### TASK DIRECTIONS
An exact copy of the listing is required.

┏━━

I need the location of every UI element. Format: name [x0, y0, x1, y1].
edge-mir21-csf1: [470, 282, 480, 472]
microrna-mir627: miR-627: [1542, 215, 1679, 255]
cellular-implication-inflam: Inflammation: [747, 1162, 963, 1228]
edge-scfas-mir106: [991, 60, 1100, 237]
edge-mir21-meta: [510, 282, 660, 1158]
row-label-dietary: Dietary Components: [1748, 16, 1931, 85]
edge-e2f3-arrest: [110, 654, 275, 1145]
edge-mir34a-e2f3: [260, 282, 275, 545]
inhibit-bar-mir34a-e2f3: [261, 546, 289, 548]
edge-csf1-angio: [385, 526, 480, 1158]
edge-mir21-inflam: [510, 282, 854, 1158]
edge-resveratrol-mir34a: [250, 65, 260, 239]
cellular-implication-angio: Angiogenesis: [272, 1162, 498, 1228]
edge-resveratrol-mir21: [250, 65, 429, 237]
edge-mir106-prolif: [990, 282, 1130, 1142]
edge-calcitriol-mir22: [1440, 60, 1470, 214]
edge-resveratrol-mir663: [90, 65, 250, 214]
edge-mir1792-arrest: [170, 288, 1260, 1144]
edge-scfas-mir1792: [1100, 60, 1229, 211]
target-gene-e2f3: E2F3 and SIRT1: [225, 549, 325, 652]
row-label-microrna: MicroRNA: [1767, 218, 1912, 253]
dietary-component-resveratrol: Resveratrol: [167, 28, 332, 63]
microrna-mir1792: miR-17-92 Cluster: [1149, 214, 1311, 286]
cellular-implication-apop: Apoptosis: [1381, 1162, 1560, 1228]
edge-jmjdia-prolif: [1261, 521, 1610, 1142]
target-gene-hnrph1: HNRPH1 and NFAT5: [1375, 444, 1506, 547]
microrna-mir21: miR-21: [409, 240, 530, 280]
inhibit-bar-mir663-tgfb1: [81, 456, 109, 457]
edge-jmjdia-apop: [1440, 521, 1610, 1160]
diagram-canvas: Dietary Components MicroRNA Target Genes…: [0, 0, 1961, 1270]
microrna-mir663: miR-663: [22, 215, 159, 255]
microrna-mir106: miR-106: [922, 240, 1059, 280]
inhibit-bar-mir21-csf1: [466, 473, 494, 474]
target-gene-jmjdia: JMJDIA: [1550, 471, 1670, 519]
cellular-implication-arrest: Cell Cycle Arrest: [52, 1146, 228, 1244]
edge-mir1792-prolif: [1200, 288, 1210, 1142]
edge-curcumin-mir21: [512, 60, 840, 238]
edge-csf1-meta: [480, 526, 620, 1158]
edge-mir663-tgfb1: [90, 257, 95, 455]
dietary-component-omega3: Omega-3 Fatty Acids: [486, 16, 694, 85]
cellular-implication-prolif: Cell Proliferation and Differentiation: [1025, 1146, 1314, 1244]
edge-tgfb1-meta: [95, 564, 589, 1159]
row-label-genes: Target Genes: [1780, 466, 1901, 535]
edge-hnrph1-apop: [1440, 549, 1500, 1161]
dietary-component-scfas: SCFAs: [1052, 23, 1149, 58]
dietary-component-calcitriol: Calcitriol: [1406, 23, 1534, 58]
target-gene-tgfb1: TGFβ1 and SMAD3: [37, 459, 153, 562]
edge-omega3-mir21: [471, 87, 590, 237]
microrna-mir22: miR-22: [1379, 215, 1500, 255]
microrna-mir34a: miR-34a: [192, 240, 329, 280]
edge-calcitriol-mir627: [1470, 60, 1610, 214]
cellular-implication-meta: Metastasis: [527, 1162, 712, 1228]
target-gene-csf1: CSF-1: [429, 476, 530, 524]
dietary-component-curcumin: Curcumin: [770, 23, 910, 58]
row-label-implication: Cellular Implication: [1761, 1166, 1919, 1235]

┗━━

### RESULT OF THIS TASK
I need the location of every UI element. Format: name [x0, y0, x1, y1].
edge-mir21-csf1: [470, 282, 480, 472]
microrna-mir627: miR-627: [1542, 215, 1679, 255]
cellular-implication-inflam: Inflammation: [747, 1162, 963, 1228]
edge-scfas-mir106: [991, 60, 1100, 237]
edge-mir21-meta: [510, 282, 660, 1158]
row-label-dietary: Dietary Components: [1748, 16, 1931, 85]
edge-e2f3-arrest: [110, 654, 275, 1145]
edge-mir34a-e2f3: [260, 282, 275, 545]
inhibit-bar-mir34a-e2f3: [261, 546, 289, 548]
edge-csf1-angio: [385, 526, 480, 1158]
edge-mir21-inflam: [510, 282, 854, 1158]
edge-resveratrol-mir34a: [250, 65, 260, 239]
cellular-implication-angio: Angiogenesis: [272, 1162, 498, 1228]
edge-resveratrol-mir21: [250, 65, 429, 237]
edge-mir106-prolif: [990, 282, 1130, 1142]
edge-calcitriol-mir22: [1440, 60, 1470, 214]
edge-resveratrol-mir663: [90, 65, 250, 214]
edge-mir1792-arrest: [170, 288, 1260, 1144]
edge-scfas-mir1792: [1100, 60, 1229, 211]
target-gene-e2f3: E2F3 and SIRT1: [225, 549, 325, 652]
row-label-microrna: MicroRNA: [1767, 218, 1912, 253]
dietary-component-resveratrol: Resveratrol: [167, 28, 332, 63]
microrna-mir1792: miR-17-92 Cluster: [1149, 214, 1311, 286]
cellular-implication-apop: Apoptosis: [1381, 1162, 1560, 1228]
edge-jmjdia-prolif: [1261, 521, 1610, 1142]
target-gene-hnrph1: HNRPH1 and NFAT5: [1375, 444, 1506, 547]
microrna-mir21: miR-21: [409, 240, 530, 280]
inhibit-bar-mir663-tgfb1: [81, 456, 109, 457]
edge-jmjdia-apop: [1440, 521, 1610, 1160]
diagram-canvas: Dietary Components MicroRNA Target Genes…: [0, 0, 1961, 1270]
microrna-mir663: miR-663: [22, 215, 159, 255]
microrna-mir106: miR-106: [922, 240, 1059, 280]
inhibit-bar-mir21-csf1: [466, 473, 494, 474]
target-gene-jmjdia: JMJDIA: [1550, 471, 1670, 519]
cellular-implication-arrest: Cell Cycle Arrest: [52, 1146, 228, 1244]
edge-mir1792-prolif: [1200, 288, 1210, 1142]
edge-curcumin-mir21: [512, 60, 840, 238]
edge-csf1-meta: [480, 526, 620, 1158]
edge-mir663-tgfb1: [90, 257, 95, 455]
dietary-component-omega3: Omega-3 Fatty Acids: [486, 16, 694, 85]
cellular-implication-prolif: Cell Proliferation and Differentiation: [1025, 1146, 1314, 1244]
edge-tgfb1-meta: [95, 564, 589, 1159]
row-label-genes: Target Genes: [1780, 466, 1901, 535]
edge-hnrph1-apop: [1440, 549, 1500, 1161]
dietary-component-scfas: SCFAs: [1052, 23, 1149, 58]
dietary-component-calcitriol: Calcitriol: [1406, 23, 1534, 58]
target-gene-tgfb1: TGFβ1 and SMAD3: [37, 459, 153, 562]
edge-omega3-mir21: [471, 87, 590, 237]
microrna-mir22: miR-22: [1379, 215, 1500, 255]
microrna-mir34a: miR-34a: [192, 240, 329, 280]
edge-calcitriol-mir627: [1470, 60, 1610, 214]
cellular-implication-meta: Metastasis: [527, 1162, 712, 1228]
target-gene-csf1: CSF-1: [429, 476, 530, 524]
dietary-component-curcumin: Curcumin: [770, 23, 910, 58]
row-label-implication: Cellular Implication: [1761, 1166, 1919, 1235]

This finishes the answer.